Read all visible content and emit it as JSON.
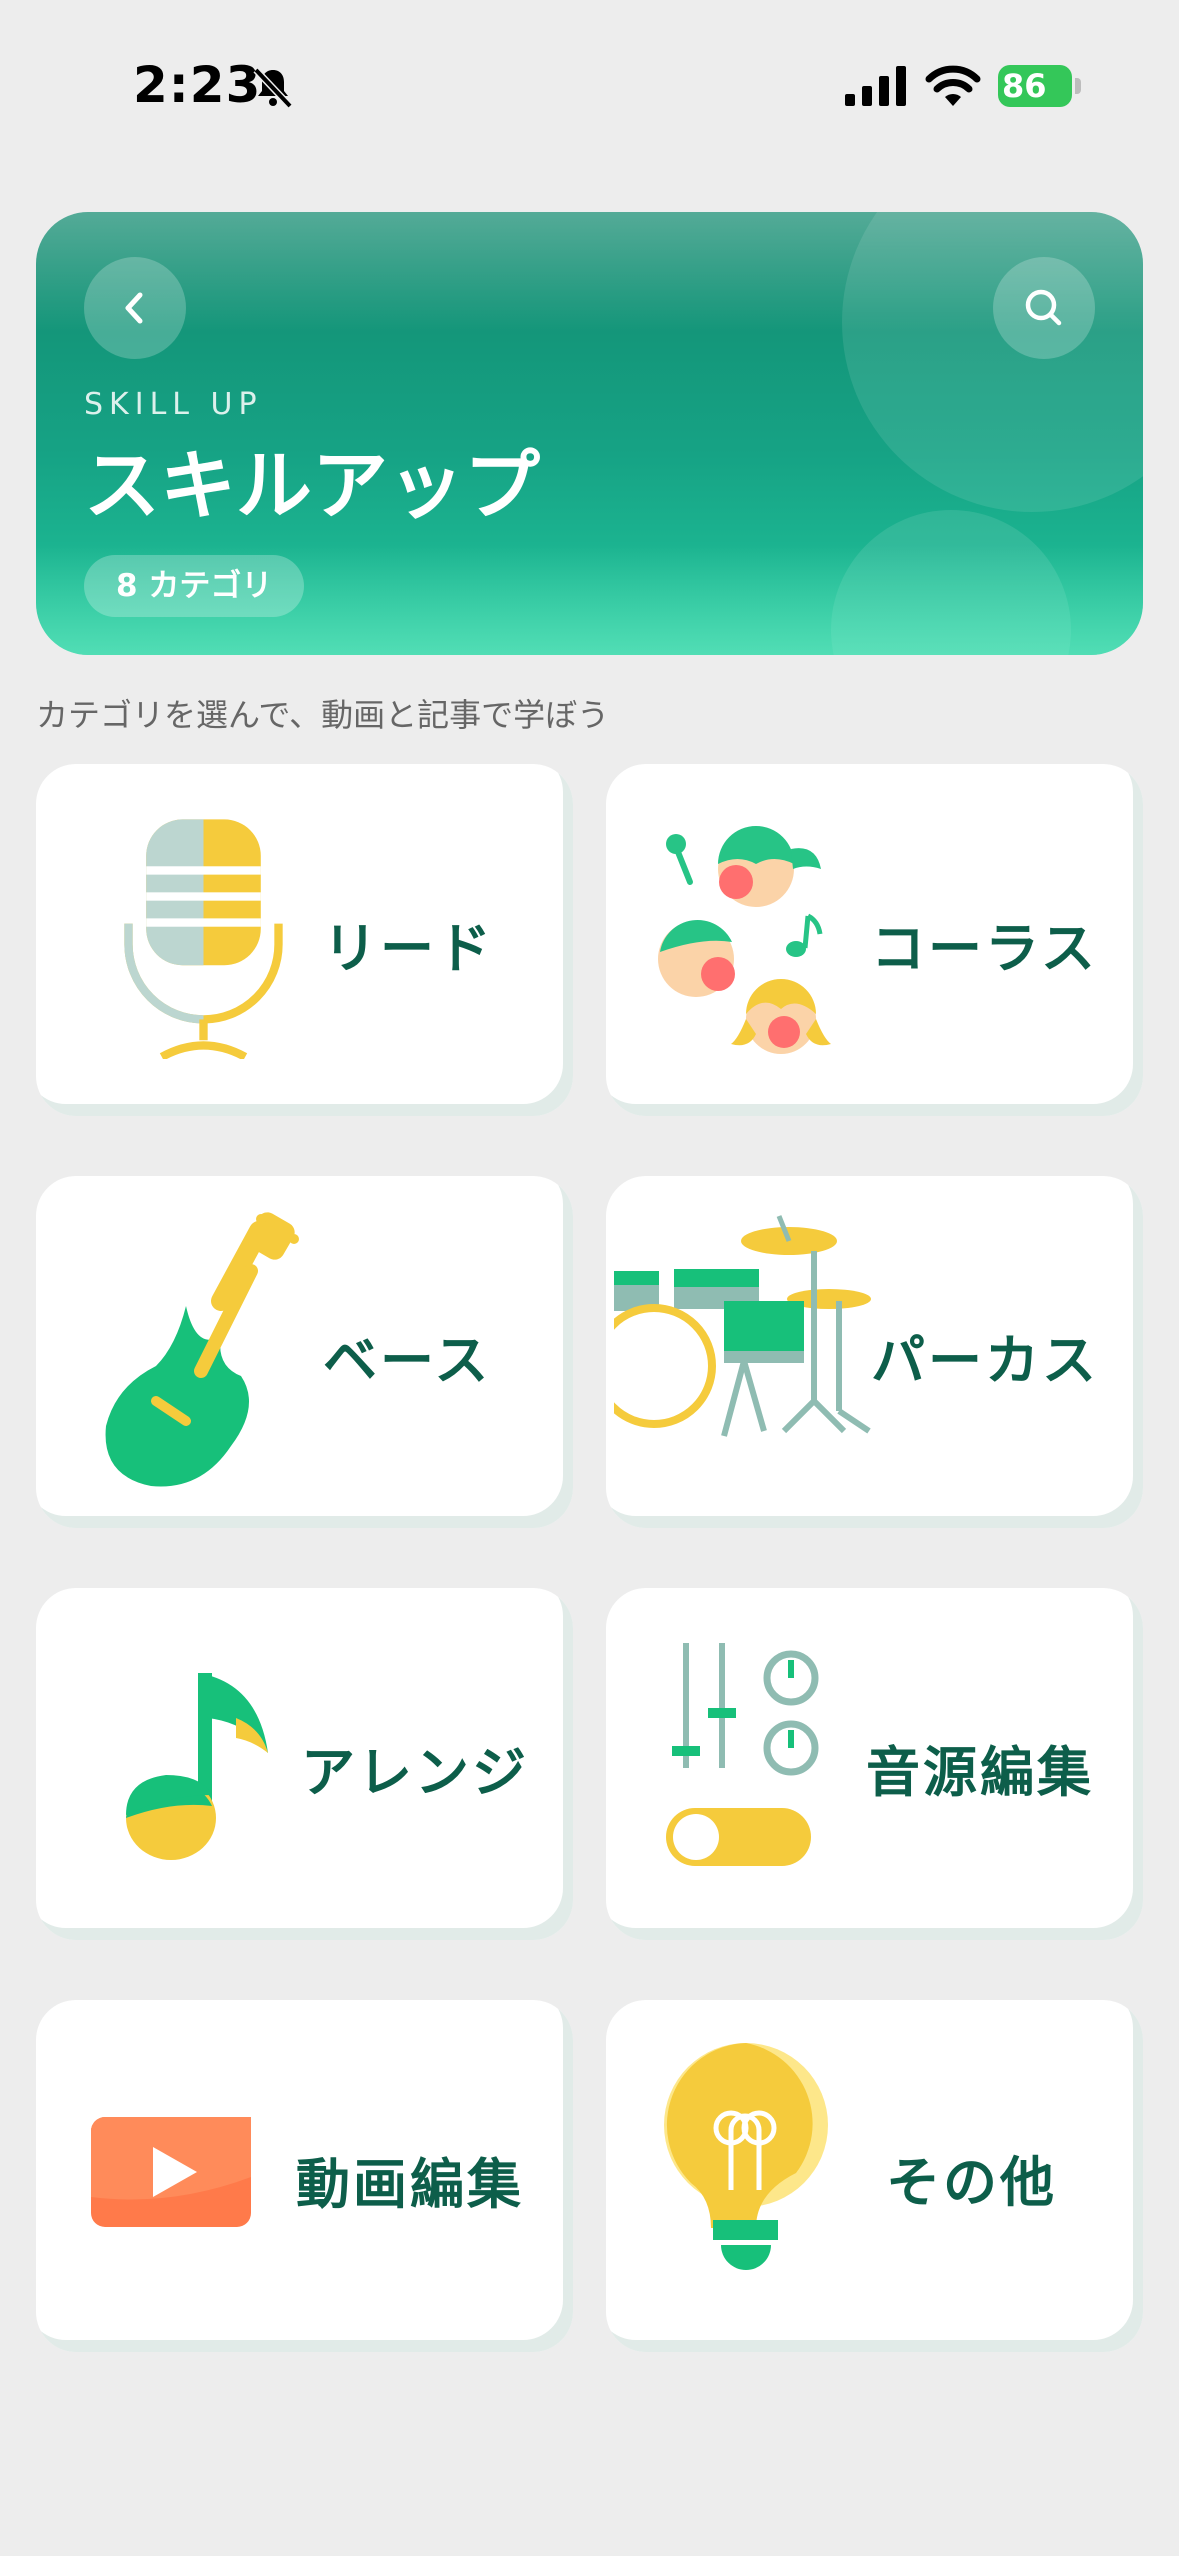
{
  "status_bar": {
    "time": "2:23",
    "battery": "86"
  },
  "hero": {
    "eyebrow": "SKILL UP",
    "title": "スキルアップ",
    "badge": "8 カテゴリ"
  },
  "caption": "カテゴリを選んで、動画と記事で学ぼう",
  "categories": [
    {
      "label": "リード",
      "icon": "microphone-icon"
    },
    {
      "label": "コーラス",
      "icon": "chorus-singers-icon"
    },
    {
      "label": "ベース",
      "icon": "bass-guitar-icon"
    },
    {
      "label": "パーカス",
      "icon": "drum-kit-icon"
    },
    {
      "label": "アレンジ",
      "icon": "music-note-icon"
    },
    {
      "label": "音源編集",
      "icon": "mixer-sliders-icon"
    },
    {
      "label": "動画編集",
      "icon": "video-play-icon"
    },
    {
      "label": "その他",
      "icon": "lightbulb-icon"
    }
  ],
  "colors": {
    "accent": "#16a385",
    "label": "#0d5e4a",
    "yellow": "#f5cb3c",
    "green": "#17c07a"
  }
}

· · · · ·

Copy all the data exactly as written, but skip any picture.

Read all visible content and emit it as JSON.
{
  "status_bar": {
    "time": "2:23",
    "battery": "86"
  },
  "hero": {
    "eyebrow": "SKILL UP",
    "title": "スキルアップ",
    "badge": "8 カテゴリ"
  },
  "caption": "カテゴリを選んで、動画と記事で学ぼう",
  "categories": [
    {
      "label": "リード",
      "icon": "microphone-icon"
    },
    {
      "label": "コーラス",
      "icon": "chorus-singers-icon"
    },
    {
      "label": "ベース",
      "icon": "bass-guitar-icon"
    },
    {
      "label": "パーカス",
      "icon": "drum-kit-icon"
    },
    {
      "label": "アレンジ",
      "icon": "music-note-icon"
    },
    {
      "label": "音源編集",
      "icon": "mixer-sliders-icon"
    },
    {
      "label": "動画編集",
      "icon": "video-play-icon"
    },
    {
      "label": "その他",
      "icon": "lightbulb-icon"
    }
  ],
  "colors": {
    "accent": "#16a385",
    "label": "#0d5e4a",
    "yellow": "#f5cb3c",
    "green": "#17c07a"
  }
}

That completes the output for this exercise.